## Records supplied
◆ ◆ ◆ ◆
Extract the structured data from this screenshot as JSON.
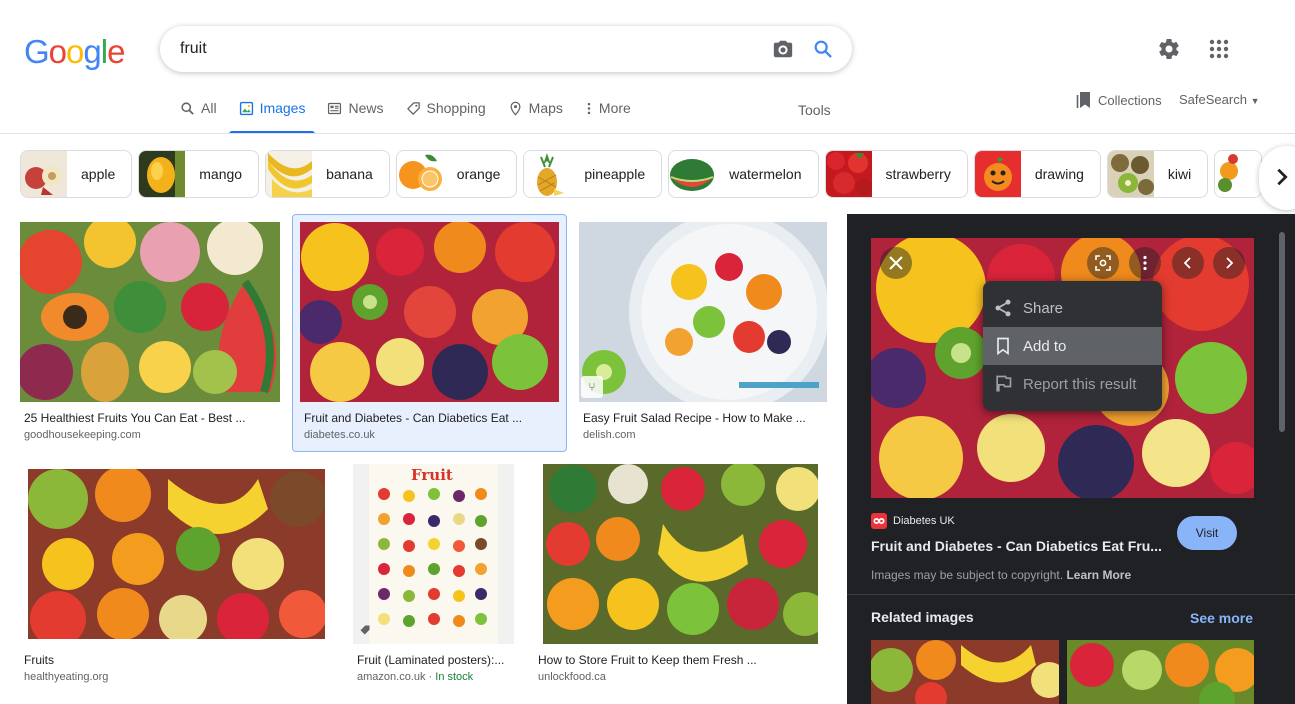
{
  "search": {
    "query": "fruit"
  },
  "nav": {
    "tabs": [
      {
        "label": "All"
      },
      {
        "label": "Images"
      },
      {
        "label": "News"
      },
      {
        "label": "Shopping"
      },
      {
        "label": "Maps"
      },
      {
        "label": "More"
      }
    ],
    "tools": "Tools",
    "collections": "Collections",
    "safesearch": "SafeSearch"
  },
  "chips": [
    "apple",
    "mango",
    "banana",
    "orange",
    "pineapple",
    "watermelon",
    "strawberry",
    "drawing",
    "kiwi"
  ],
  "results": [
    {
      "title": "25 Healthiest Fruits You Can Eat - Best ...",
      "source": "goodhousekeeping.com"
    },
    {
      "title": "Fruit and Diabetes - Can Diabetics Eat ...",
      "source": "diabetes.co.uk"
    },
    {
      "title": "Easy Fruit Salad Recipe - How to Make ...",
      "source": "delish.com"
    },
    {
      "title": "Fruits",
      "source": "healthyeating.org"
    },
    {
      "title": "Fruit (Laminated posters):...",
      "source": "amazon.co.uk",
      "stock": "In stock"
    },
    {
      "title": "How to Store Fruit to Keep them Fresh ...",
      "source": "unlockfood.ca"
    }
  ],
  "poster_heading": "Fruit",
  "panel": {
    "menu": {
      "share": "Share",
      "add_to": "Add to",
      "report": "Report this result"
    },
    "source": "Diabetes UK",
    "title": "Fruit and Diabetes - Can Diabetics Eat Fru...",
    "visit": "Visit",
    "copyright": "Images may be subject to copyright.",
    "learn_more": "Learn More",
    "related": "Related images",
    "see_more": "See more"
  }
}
◆ ◆ ◆ ◆
## Exercise
Take every line above carrying "this" and return it.

## Solution to the exercise
Extract the structured data from this screenshot as JSON.
      "report": "Report this result"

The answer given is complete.